::: DATA IN THIS EXERCISE

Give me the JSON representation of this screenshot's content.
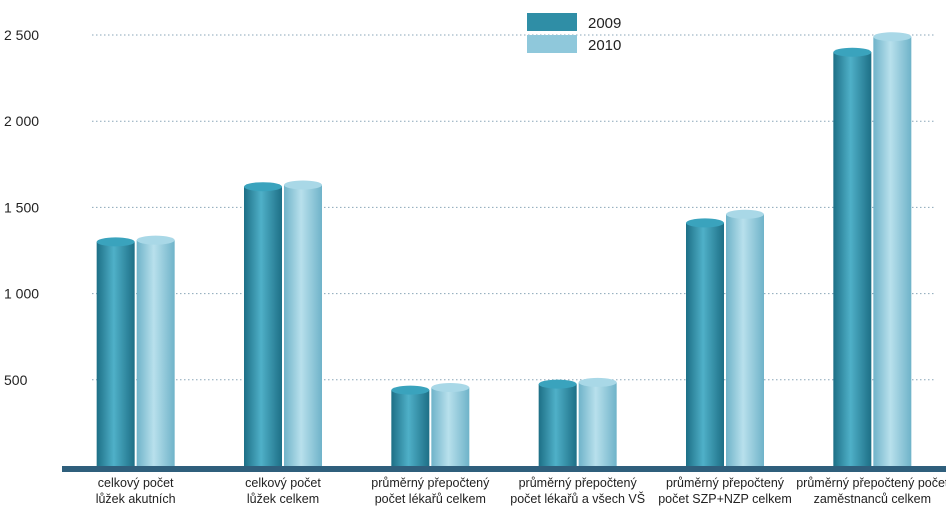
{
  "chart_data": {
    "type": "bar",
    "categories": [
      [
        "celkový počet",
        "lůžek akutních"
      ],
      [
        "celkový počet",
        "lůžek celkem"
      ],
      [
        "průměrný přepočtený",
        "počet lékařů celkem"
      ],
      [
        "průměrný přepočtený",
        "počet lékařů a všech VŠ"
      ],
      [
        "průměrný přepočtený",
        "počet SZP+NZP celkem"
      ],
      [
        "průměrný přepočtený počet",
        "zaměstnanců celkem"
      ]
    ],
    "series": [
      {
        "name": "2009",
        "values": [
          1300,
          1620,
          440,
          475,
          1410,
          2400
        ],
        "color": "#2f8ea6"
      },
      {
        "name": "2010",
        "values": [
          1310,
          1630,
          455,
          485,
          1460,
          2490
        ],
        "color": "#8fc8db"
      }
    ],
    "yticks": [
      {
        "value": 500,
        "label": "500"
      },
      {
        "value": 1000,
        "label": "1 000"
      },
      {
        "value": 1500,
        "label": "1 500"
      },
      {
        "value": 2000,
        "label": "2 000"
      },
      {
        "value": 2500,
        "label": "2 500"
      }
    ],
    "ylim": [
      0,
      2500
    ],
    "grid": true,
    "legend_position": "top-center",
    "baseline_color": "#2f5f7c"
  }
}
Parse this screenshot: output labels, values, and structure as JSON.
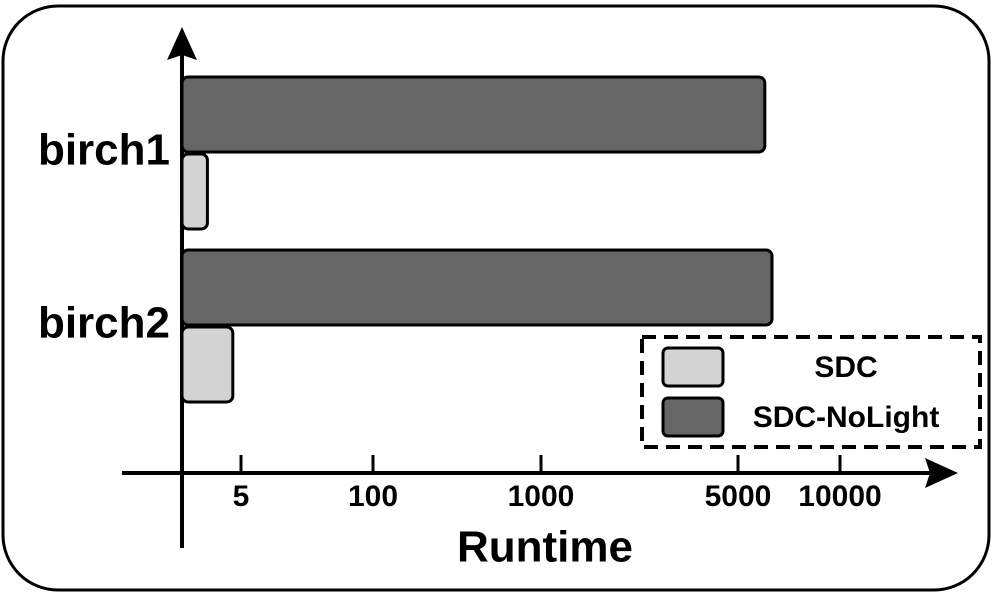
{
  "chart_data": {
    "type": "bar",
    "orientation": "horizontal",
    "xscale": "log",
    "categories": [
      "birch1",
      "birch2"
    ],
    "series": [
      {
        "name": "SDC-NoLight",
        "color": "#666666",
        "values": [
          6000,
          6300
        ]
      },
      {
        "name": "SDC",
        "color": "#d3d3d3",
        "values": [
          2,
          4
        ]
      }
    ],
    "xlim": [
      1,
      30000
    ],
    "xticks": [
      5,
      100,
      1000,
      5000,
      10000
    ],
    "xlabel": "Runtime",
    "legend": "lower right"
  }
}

::::::

(WHAT THE EXERCISE ASKS) Look through the records and gather each line with the word "JSON".

(RESULT OF THIS EXERCISE)
Give me the JSON representation of this screenshot's content.
Parse this screenshot: output labels, values, and structure as JSON.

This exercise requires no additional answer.